▶ Task description: Below is a block of records: output all of them exactly and leave out the pictures.

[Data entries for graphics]
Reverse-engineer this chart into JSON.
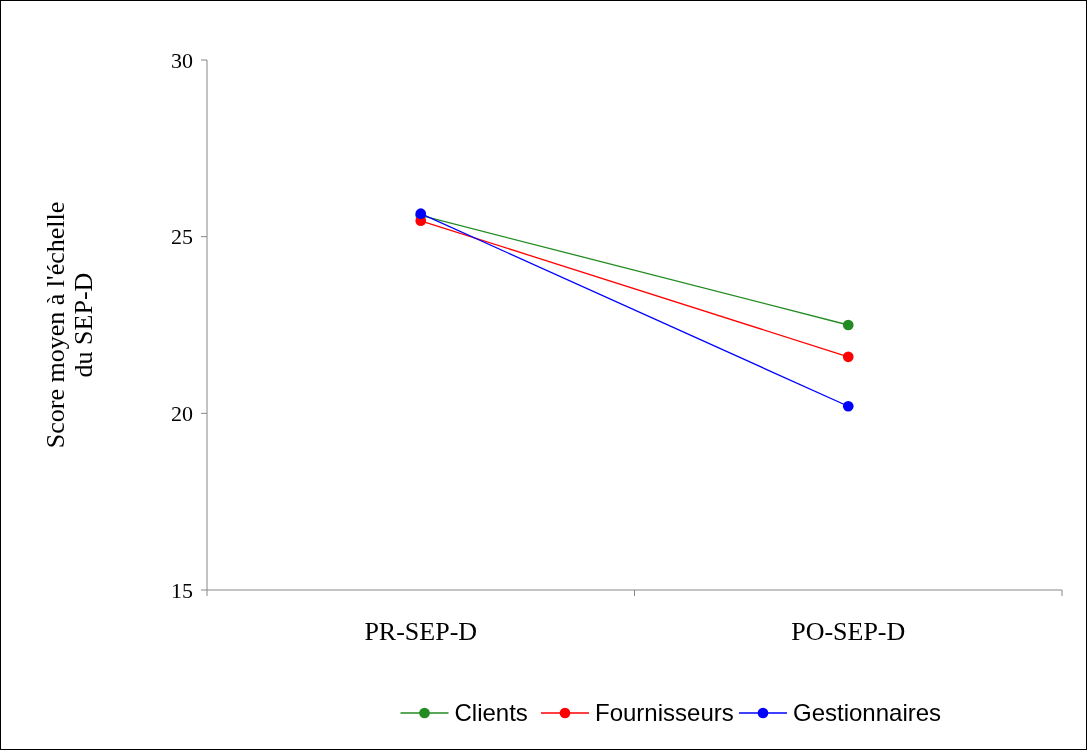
{
  "chart_data": {
    "type": "line",
    "ylabel": "Score moyen à l'échelle du SEP-D",
    "categories": [
      "PR-SEP-D",
      "PO-SEP-D"
    ],
    "series": [
      {
        "name": "Clients",
        "color": "#228b22",
        "values": [
          25.6,
          22.5
        ]
      },
      {
        "name": "Fournisseurs",
        "color": "#ff0000",
        "values": [
          25.45,
          21.6
        ]
      },
      {
        "name": "Gestionnaires",
        "color": "#0000ff",
        "values": [
          25.65,
          20.2
        ]
      }
    ],
    "ylim": [
      15,
      30
    ],
    "yticks": [
      15,
      20,
      25,
      30
    ],
    "grid": false,
    "legend": "bottom",
    "marker": "circle",
    "line_style": "solid"
  }
}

▶ Answer to the problem:
Reverse-engineer this chart into JSON.
{
  "chart_data": {
    "type": "line",
    "ylabel": "Score moyen à l'échelle du SEP-D",
    "categories": [
      "PR-SEP-D",
      "PO-SEP-D"
    ],
    "series": [
      {
        "name": "Clients",
        "color": "#228b22",
        "values": [
          25.6,
          22.5
        ]
      },
      {
        "name": "Fournisseurs",
        "color": "#ff0000",
        "values": [
          25.45,
          21.6
        ]
      },
      {
        "name": "Gestionnaires",
        "color": "#0000ff",
        "values": [
          25.65,
          20.2
        ]
      }
    ],
    "ylim": [
      15,
      30
    ],
    "yticks": [
      15,
      20,
      25,
      30
    ],
    "grid": false,
    "legend": "bottom",
    "marker": "circle",
    "line_style": "solid"
  }
}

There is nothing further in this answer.